>>>

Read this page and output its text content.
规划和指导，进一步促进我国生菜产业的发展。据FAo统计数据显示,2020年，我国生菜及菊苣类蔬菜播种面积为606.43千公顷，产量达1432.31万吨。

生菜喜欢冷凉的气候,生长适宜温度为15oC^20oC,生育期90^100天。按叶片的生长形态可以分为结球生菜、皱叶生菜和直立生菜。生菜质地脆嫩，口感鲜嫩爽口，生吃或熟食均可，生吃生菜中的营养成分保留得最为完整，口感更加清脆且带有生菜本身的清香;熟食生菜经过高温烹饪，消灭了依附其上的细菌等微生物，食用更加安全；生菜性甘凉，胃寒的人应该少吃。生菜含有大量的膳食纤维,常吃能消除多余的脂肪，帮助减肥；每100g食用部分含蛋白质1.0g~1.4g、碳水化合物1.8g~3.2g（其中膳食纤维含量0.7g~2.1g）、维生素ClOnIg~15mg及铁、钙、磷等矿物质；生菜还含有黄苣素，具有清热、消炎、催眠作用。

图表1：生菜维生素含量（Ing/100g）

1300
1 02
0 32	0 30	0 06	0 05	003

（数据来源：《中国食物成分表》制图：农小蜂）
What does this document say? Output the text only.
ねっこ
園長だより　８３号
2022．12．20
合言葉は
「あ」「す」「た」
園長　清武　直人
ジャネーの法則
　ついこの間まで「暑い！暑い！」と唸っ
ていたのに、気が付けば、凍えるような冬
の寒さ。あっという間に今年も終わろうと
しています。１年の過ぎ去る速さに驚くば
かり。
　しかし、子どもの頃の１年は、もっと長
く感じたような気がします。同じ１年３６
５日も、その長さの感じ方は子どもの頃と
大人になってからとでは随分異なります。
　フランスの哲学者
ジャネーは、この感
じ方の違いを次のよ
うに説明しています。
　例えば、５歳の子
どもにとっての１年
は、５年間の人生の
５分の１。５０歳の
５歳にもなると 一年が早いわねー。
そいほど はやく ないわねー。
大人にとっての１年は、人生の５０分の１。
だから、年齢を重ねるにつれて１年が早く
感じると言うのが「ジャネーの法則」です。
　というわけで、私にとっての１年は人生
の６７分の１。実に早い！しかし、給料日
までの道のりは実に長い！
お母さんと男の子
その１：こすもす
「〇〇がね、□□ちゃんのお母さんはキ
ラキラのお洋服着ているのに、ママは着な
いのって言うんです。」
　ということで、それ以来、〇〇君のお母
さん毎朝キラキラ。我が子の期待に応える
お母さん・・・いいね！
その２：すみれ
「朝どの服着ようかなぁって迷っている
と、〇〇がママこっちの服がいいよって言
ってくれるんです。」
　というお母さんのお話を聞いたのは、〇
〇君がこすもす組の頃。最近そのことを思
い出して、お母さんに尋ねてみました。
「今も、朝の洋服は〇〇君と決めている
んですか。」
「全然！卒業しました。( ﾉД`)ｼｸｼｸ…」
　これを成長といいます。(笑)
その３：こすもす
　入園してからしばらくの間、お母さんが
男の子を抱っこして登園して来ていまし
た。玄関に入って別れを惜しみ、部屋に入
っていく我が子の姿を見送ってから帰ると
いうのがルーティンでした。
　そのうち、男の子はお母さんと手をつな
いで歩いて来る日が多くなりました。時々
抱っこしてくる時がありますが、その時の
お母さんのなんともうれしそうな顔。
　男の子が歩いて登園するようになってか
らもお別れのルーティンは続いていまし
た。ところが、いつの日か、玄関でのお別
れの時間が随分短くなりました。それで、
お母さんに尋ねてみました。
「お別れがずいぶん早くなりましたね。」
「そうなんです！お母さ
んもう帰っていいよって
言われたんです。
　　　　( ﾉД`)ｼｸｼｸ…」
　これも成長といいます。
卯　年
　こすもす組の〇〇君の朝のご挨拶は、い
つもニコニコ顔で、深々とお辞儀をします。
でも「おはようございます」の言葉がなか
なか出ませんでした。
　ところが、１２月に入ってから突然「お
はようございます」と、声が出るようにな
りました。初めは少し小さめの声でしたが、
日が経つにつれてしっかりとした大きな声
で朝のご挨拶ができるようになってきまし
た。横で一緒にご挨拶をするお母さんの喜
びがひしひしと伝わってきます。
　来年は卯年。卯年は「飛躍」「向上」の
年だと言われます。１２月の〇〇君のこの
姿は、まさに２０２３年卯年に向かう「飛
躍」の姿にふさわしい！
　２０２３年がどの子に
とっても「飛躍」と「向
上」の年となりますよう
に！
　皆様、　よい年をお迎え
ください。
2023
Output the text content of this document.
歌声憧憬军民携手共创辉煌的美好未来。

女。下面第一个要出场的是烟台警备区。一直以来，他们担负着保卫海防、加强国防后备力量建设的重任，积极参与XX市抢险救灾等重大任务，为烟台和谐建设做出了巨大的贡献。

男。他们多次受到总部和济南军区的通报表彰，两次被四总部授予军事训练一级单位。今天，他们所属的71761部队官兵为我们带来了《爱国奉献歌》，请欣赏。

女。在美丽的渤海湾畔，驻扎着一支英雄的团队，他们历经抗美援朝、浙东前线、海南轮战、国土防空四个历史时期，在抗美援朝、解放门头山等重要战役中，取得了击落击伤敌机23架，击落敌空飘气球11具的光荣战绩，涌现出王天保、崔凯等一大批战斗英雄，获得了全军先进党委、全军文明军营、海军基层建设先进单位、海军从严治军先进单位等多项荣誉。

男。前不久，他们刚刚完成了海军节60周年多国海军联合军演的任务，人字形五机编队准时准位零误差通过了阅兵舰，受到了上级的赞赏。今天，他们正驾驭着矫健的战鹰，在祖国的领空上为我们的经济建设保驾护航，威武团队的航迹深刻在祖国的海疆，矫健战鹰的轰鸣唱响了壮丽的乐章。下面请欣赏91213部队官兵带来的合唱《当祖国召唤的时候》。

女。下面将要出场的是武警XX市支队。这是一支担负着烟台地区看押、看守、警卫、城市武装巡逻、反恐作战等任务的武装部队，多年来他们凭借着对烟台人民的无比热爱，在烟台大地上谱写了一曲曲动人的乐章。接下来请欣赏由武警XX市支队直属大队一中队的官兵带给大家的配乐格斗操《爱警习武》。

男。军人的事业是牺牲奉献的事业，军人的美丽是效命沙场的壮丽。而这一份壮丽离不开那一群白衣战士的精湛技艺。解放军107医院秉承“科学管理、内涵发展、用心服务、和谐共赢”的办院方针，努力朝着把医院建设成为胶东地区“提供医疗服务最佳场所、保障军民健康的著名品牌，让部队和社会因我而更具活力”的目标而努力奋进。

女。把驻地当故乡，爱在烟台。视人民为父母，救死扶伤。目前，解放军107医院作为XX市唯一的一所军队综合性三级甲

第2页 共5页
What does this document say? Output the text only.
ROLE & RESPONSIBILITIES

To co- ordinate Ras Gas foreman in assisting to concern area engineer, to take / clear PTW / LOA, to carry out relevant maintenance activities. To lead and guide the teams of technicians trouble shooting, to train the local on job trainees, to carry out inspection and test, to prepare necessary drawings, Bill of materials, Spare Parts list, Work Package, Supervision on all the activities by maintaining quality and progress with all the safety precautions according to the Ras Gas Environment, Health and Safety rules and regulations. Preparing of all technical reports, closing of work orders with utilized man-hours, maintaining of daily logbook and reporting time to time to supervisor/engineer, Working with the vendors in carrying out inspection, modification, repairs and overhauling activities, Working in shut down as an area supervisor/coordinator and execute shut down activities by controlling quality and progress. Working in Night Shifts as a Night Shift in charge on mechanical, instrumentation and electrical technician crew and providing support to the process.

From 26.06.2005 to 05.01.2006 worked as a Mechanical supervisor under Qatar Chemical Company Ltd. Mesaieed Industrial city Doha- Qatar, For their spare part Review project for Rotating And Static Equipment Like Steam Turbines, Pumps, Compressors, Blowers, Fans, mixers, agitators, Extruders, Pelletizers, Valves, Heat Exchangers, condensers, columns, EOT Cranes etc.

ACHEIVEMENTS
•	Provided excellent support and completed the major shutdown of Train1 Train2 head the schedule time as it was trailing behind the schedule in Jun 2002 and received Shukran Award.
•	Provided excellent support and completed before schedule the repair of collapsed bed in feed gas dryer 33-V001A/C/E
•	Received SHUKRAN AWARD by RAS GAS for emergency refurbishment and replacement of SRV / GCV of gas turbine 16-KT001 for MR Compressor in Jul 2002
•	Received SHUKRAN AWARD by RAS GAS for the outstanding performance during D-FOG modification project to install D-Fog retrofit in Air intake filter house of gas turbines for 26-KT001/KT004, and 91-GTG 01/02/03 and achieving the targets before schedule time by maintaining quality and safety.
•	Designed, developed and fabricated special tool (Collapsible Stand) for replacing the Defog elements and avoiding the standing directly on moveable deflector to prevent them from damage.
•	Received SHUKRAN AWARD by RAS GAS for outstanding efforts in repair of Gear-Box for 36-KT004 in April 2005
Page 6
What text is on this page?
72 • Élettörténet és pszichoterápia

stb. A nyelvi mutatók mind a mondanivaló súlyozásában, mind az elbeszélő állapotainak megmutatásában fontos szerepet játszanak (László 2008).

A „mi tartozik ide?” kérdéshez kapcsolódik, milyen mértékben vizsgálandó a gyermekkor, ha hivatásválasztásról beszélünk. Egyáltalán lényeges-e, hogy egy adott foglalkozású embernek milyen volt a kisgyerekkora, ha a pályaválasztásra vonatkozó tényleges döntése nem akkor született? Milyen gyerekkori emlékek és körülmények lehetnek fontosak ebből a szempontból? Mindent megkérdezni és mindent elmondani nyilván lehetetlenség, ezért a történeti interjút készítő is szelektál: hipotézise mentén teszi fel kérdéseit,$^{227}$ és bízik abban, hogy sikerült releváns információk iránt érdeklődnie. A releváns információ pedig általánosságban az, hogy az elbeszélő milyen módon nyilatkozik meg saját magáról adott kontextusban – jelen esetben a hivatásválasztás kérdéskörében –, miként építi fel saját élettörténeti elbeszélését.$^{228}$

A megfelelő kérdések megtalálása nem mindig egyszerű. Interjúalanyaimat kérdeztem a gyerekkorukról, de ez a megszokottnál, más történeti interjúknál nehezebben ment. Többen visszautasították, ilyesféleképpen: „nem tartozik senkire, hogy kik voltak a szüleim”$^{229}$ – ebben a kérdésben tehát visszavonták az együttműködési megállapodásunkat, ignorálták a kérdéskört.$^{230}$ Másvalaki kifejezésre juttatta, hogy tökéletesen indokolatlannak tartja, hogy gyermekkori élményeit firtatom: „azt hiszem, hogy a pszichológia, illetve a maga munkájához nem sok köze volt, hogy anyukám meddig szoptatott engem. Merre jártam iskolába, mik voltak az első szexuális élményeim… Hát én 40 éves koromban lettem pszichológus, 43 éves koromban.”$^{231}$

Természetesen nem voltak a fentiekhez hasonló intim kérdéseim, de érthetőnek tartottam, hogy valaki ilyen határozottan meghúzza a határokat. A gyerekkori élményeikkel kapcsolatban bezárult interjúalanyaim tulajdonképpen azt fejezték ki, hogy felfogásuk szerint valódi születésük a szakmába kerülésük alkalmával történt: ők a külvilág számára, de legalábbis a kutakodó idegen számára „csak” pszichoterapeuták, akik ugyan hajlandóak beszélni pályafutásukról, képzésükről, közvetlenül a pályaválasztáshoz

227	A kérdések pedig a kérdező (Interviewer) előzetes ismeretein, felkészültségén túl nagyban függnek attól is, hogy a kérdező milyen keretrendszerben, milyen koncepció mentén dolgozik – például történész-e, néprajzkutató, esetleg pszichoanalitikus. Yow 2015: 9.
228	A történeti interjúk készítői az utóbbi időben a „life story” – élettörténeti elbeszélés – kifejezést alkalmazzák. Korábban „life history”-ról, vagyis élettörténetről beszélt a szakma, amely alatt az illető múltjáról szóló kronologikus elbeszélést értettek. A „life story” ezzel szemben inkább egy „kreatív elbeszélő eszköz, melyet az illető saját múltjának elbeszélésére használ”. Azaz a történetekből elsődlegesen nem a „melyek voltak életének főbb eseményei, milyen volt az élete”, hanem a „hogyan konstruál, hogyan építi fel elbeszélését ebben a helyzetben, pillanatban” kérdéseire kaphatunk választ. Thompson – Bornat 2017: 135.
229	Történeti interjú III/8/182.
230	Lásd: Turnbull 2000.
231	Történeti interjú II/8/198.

<<<

**Objective:** Work out the number of lines above that include the string "Provided" and write only that number.

**Solution:** 2